%%

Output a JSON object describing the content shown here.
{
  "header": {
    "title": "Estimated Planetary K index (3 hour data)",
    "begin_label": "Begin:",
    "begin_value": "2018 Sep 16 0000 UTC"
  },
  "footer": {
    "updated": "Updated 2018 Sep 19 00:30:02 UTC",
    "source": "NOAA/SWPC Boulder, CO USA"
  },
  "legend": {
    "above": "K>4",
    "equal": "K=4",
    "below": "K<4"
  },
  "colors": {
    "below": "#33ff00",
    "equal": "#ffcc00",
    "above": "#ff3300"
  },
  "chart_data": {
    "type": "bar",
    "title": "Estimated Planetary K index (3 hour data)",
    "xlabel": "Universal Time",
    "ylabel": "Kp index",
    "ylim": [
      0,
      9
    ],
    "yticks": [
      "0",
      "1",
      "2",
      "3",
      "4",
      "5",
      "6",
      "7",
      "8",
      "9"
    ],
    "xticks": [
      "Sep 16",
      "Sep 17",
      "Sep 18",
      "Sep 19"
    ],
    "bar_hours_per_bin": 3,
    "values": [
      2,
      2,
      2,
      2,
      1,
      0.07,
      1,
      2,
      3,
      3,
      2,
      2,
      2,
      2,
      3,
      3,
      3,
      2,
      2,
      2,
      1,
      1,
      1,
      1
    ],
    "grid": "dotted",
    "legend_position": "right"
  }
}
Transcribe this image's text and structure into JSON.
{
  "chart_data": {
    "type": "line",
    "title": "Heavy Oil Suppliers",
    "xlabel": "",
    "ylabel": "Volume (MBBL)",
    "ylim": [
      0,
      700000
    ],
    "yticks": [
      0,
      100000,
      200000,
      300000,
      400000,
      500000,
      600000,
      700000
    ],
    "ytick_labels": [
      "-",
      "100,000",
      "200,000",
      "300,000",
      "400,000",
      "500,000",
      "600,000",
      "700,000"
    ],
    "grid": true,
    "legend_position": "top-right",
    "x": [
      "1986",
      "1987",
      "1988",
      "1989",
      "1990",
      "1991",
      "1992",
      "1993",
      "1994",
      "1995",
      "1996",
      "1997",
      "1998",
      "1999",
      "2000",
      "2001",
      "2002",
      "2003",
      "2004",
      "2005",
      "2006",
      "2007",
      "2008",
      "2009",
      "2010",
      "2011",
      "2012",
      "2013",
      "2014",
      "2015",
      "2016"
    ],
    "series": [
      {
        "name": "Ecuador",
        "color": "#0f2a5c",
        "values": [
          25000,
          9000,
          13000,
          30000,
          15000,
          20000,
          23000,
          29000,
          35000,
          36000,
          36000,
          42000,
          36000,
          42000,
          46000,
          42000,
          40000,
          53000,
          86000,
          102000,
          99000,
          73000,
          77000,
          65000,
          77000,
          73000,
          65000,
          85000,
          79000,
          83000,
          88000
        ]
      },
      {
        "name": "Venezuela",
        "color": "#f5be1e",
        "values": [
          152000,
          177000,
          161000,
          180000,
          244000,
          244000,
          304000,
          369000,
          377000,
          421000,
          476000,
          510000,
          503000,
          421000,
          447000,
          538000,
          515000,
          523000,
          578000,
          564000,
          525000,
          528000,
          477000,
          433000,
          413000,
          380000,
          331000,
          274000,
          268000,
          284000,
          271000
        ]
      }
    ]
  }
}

%%

▸ Request: Locate each line containing the string "right" and show it.

▸ Reply:
    "legend_position": "right"
    "legend_position": "top-right",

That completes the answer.